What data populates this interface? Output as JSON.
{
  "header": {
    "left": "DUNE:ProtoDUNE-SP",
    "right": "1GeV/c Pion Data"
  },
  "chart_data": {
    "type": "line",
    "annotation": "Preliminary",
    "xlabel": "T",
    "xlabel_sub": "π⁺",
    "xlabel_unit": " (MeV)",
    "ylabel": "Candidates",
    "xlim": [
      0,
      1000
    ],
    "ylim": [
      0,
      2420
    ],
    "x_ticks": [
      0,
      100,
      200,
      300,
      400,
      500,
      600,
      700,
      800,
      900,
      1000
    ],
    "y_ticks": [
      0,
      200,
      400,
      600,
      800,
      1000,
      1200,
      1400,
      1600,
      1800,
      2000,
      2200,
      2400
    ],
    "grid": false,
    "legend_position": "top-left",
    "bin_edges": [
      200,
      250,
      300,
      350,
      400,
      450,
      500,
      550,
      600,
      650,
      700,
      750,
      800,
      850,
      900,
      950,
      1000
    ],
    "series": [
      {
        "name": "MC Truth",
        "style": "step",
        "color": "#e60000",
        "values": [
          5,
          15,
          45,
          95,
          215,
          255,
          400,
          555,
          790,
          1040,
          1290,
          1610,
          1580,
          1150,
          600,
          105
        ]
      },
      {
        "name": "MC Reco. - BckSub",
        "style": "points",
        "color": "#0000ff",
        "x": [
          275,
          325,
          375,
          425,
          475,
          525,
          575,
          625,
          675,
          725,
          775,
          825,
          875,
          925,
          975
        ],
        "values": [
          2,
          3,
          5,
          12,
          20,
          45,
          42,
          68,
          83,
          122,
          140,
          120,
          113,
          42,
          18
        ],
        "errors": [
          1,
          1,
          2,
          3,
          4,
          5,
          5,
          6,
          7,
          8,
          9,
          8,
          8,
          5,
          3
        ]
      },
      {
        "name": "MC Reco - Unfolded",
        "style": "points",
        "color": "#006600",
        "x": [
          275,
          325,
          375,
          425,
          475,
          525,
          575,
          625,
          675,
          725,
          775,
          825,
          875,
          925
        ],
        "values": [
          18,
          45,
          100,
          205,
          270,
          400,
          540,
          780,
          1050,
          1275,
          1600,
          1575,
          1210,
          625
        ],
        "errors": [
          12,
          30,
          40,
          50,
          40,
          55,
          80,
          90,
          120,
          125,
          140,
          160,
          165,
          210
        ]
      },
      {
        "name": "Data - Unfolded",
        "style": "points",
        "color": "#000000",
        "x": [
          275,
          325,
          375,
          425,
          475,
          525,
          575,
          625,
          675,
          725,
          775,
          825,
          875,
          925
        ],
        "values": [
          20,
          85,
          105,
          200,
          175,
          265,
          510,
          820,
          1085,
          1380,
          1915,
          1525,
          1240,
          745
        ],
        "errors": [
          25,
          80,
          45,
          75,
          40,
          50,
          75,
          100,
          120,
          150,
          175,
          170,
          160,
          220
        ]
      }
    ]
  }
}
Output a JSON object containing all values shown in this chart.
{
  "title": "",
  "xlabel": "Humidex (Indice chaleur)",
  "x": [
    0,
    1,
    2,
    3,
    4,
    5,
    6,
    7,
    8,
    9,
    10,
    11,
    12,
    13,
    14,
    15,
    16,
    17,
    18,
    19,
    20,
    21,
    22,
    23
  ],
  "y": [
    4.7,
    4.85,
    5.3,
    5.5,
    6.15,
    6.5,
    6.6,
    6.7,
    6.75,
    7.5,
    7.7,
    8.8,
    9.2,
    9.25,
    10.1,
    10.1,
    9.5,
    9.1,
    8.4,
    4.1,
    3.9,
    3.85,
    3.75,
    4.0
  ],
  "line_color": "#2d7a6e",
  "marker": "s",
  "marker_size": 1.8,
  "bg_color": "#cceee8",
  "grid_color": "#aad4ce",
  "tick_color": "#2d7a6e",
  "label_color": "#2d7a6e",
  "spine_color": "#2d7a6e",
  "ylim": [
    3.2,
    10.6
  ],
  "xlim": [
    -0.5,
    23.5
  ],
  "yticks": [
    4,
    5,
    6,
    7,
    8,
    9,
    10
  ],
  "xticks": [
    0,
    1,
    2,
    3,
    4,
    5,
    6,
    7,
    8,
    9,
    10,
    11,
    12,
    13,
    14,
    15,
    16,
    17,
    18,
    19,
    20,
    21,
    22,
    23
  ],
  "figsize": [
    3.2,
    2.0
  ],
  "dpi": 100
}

========================================

### TASK BRIEF
Copy out the data shown above without altering anything.

### ANSWER TO THIS EXERCISE
What data populates this interface? Output as JSON.
{
  "header": {
    "left": "DUNE:ProtoDUNE-SP",
    "right": "1GeV/c Pion Data"
  },
  "chart_data": {
    "type": "line",
    "annotation": "Preliminary",
    "xlabel": "T",
    "xlabel_sub": "π⁺",
    "xlabel_unit": " (MeV)",
    "ylabel": "Candidates",
    "xlim": [
      0,
      1000
    ],
    "ylim": [
      0,
      2420
    ],
    "x_ticks": [
      0,
      100,
      200,
      300,
      400,
      500,
      600,
      700,
      800,
      900,
      1000
    ],
    "y_ticks": [
      0,
      200,
      400,
      600,
      800,
      1000,
      1200,
      1400,
      1600,
      1800,
      2000,
      2200,
      2400
    ],
    "grid": false,
    "legend_position": "top-left",
    "bin_edges": [
      200,
      250,
      300,
      350,
      400,
      450,
      500,
      550,
      600,
      650,
      700,
      750,
      800,
      850,
      900,
      950,
      1000
    ],
    "series": [
      {
        "name": "MC Truth",
        "style": "step",
        "color": "#e60000",
        "values": [
          5,
          15,
          45,
          95,
          215,
          255,
          400,
          555,
          790,
          1040,
          1290,
          1610,
          1580,
          1150,
          600,
          105
        ]
      },
      {
        "name": "MC Reco. - BckSub",
        "style": "points",
        "color": "#0000ff",
        "x": [
          275,
          325,
          375,
          425,
          475,
          525,
          575,
          625,
          675,
          725,
          775,
          825,
          875,
          925,
          975
        ],
        "values": [
          2,
          3,
          5,
          12,
          20,
          45,
          42,
          68,
          83,
          122,
          140,
          120,
          113,
          42,
          18
        ],
        "errors": [
          1,
          1,
          2,
          3,
          4,
          5,
          5,
          6,
          7,
          8,
          9,
          8,
          8,
          5,
          3
        ]
      },
      {
        "name": "MC Reco - Unfolded",
        "style": "points",
        "color": "#006600",
        "x": [
          275,
          325,
          375,
          425,
          475,
          525,
          575,
          625,
          675,
          725,
          775,
          825,
          875,
          925
        ],
        "values": [
          18,
          45,
          100,
          205,
          270,
          400,
          540,
          780,
          1050,
          1275,
          1600,
          1575,
          1210,
          625
        ],
        "errors": [
          12,
          30,
          40,
          50,
          40,
          55,
          80,
          90,
          120,
          125,
          140,
          160,
          165,
          210
        ]
      },
      {
        "name": "Data - Unfolded",
        "style": "points",
        "color": "#000000",
        "x": [
          275,
          325,
          375,
          425,
          475,
          525,
          575,
          625,
          675,
          725,
          775,
          825,
          875,
          925
        ],
        "values": [
          20,
          85,
          105,
          200,
          175,
          265,
          510,
          820,
          1085,
          1380,
          1915,
          1525,
          1240,
          745
        ],
        "errors": [
          25,
          80,
          45,
          75,
          40,
          50,
          75,
          100,
          120,
          150,
          175,
          170,
          160,
          220
        ]
      }
    ]
  }
}
Output a JSON object containing all values shown in this chart.
{
  "title": "",
  "xlabel": "Humidex (Indice chaleur)",
  "x": [
    0,
    1,
    2,
    3,
    4,
    5,
    6,
    7,
    8,
    9,
    10,
    11,
    12,
    13,
    14,
    15,
    16,
    17,
    18,
    19,
    20,
    21,
    22,
    23
  ],
  "y": [
    4.7,
    4.85,
    5.3,
    5.5,
    6.15,
    6.5,
    6.6,
    6.7,
    6.75,
    7.5,
    7.7,
    8.8,
    9.2,
    9.25,
    10.1,
    10.1,
    9.5,
    9.1,
    8.4,
    4.1,
    3.9,
    3.85,
    3.75,
    4.0
  ],
  "line_color": "#2d7a6e",
  "marker": "s",
  "marker_size": 1.8,
  "bg_color": "#cceee8",
  "grid_color": "#aad4ce",
  "tick_color": "#2d7a6e",
  "label_color": "#2d7a6e",
  "spine_color": "#2d7a6e",
  "ylim": [
    3.2,
    10.6
  ],
  "xlim": [
    -0.5,
    23.5
  ],
  "yticks": [
    4,
    5,
    6,
    7,
    8,
    9,
    10
  ],
  "xticks": [
    0,
    1,
    2,
    3,
    4,
    5,
    6,
    7,
    8,
    9,
    10,
    11,
    12,
    13,
    14,
    15,
    16,
    17,
    18,
    19,
    20,
    21,
    22,
    23
  ],
  "figsize": [
    3.2,
    2.0
  ],
  "dpi": 100
}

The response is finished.